• [PROBLEM TO SOLVE]: Retype the material word for word.

[Data excerpts]
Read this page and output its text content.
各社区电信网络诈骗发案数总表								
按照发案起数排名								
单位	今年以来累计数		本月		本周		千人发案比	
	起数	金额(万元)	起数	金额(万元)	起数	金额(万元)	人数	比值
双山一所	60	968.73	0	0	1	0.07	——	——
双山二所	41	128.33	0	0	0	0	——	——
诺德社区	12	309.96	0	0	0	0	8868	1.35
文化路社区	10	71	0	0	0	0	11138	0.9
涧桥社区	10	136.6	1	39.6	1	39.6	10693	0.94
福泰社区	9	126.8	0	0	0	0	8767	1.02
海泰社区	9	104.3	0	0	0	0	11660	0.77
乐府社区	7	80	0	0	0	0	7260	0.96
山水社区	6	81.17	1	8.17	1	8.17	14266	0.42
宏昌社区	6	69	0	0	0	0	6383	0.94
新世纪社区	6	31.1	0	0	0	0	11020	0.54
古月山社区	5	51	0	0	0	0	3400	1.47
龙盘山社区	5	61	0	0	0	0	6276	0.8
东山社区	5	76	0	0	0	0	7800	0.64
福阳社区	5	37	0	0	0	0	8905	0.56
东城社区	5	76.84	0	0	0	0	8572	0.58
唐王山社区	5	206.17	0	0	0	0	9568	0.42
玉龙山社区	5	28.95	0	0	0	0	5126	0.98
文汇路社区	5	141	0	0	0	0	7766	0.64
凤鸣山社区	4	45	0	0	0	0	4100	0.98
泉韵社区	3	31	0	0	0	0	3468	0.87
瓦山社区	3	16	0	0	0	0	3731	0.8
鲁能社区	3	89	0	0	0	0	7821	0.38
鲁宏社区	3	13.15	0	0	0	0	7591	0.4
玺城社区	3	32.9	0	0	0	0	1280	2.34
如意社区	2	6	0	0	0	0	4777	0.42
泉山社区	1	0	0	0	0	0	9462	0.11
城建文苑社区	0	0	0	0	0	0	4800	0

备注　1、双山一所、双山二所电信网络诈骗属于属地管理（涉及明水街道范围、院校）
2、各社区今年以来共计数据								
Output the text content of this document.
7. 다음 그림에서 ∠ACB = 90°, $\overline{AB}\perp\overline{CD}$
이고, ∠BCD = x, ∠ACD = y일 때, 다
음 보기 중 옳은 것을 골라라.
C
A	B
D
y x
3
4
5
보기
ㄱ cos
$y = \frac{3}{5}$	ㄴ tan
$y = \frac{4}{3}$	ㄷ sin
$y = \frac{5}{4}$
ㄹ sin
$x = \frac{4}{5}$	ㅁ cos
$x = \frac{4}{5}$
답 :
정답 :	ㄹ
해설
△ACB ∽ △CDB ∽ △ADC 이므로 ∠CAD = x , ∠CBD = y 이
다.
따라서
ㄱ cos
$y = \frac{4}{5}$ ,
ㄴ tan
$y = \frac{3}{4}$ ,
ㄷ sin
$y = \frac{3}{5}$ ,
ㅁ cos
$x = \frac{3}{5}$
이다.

• [RESPONSE BELOW]:
Read this page and output its text content.
各社区电信网络诈骗发案数总表								
按照发案起数排名								
单位	今年以来累计数		本月		本周		千人发案比	
	起数	金额(万元)	起数	金额(万元)	起数	金额(万元)	人数	比值
双山一所	60	968.73	0	0	1	0.07	——	——
双山二所	41	128.33	0	0	0	0	——	——
诺德社区	12	309.96	0	0	0	0	8868	1.35
文化路社区	10	71	0	0	0	0	11138	0.9
涧桥社区	10	136.6	1	39.6	1	39.6	10693	0.94
福泰社区	9	126.8	0	0	0	0	8767	1.02
海泰社区	9	104.3	0	0	0	0	11660	0.77
乐府社区	7	80	0	0	0	0	7260	0.96
山水社区	6	81.17	1	8.17	1	8.17	14266	0.42
宏昌社区	6	69	0	0	0	0	6383	0.94
新世纪社区	6	31.1	0	0	0	0	11020	0.54
古月山社区	5	51	0	0	0	0	3400	1.47
龙盘山社区	5	61	0	0	0	0	6276	0.8
东山社区	5	76	0	0	0	0	7800	0.64
福阳社区	5	37	0	0	0	0	8905	0.56
东城社区	5	76.84	0	0	0	0	8572	0.58
唐王山社区	5	206.17	0	0	0	0	9568	0.42
玉龙山社区	5	28.95	0	0	0	0	5126	0.98
文汇路社区	5	141	0	0	0	0	7766	0.64
凤鸣山社区	4	45	0	0	0	0	4100	0.98
泉韵社区	3	31	0	0	0	0	3468	0.87
瓦山社区	3	16	0	0	0	0	3731	0.8
鲁能社区	3	89	0	0	0	0	7821	0.38
鲁宏社区	3	13.15	0	0	0	0	7591	0.4
玺城社区	3	32.9	0	0	0	0	1280	2.34
如意社区	2	6	0	0	0	0	4777	0.42
泉山社区	1	0	0	0	0	0	9462	0.11
城建文苑社区	0	0	0	0	0	0	4800	0

备注　1、双山一所、双山二所电信网络诈骗属于属地管理（涉及明水街道范围、院校）
2、各社区今年以来共计数据								
Output the text content of this document.
7. 다음 그림에서 ∠ACB = 90°, $\overline{AB}\perp\overline{CD}$
이고, ∠BCD = x, ∠ACD = y일 때, 다
음 보기 중 옳은 것을 골라라.
C
A	B
D
y x
3
4
5
보기
ㄱ cos
$y = \frac{3}{5}$	ㄴ tan
$y = \frac{4}{3}$	ㄷ sin
$y = \frac{5}{4}$
ㄹ sin
$x = \frac{4}{5}$	ㅁ cos
$x = \frac{4}{5}$
답 :
정답 :	ㄹ
해설
△ACB ∽ △CDB ∽ △ADC 이므로 ∠CAD = x , ∠CBD = y 이
다.
따라서
ㄱ cos
$y = \frac{4}{5}$ ,
ㄴ tan
$y = \frac{3}{4}$ ,
ㄷ sin
$y = \frac{3}{5}$ ,
ㅁ cos
$x = \frac{3}{5}$
이다.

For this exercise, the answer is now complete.